▶ TASK INSTRUCTIONS
From the listing below, pick out each line with the word "December".

(Dataset rows about figures)
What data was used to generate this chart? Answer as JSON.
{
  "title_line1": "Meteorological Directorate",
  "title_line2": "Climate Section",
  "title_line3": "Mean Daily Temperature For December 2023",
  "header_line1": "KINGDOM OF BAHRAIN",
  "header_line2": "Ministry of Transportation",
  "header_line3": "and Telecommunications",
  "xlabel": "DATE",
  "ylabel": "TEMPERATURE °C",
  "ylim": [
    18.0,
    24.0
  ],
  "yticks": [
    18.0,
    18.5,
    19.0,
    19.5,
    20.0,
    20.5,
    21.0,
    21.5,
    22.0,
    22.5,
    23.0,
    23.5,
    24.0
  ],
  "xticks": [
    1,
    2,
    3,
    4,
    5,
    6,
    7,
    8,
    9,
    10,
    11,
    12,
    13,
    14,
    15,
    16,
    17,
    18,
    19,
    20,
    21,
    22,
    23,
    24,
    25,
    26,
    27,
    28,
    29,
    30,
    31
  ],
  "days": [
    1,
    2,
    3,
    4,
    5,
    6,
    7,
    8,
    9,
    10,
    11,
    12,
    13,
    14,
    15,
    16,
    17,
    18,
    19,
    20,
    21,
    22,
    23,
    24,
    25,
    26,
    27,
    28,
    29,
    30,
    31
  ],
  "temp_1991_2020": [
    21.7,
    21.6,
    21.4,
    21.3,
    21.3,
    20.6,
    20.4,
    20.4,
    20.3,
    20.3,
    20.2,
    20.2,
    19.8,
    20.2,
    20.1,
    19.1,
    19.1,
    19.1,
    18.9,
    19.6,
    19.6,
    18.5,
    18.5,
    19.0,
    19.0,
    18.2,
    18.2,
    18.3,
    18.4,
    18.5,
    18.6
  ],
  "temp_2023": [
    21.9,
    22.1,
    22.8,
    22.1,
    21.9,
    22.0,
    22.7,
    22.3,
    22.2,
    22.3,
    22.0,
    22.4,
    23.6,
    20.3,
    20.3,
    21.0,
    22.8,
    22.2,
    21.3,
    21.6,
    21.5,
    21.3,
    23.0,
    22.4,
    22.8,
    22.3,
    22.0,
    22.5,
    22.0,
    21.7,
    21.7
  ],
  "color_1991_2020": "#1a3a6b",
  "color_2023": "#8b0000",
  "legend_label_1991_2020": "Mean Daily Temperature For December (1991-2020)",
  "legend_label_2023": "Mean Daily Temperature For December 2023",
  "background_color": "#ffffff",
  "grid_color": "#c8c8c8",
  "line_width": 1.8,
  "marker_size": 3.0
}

▶ THE SOLUTION
  "title_line3": "Mean Daily Temperature For December 2023",
  "legend_label_1991_2020": "Mean Daily Temperature For December (1991-2020)",
  "legend_label_2023": "Mean Daily Temperature For December 2023",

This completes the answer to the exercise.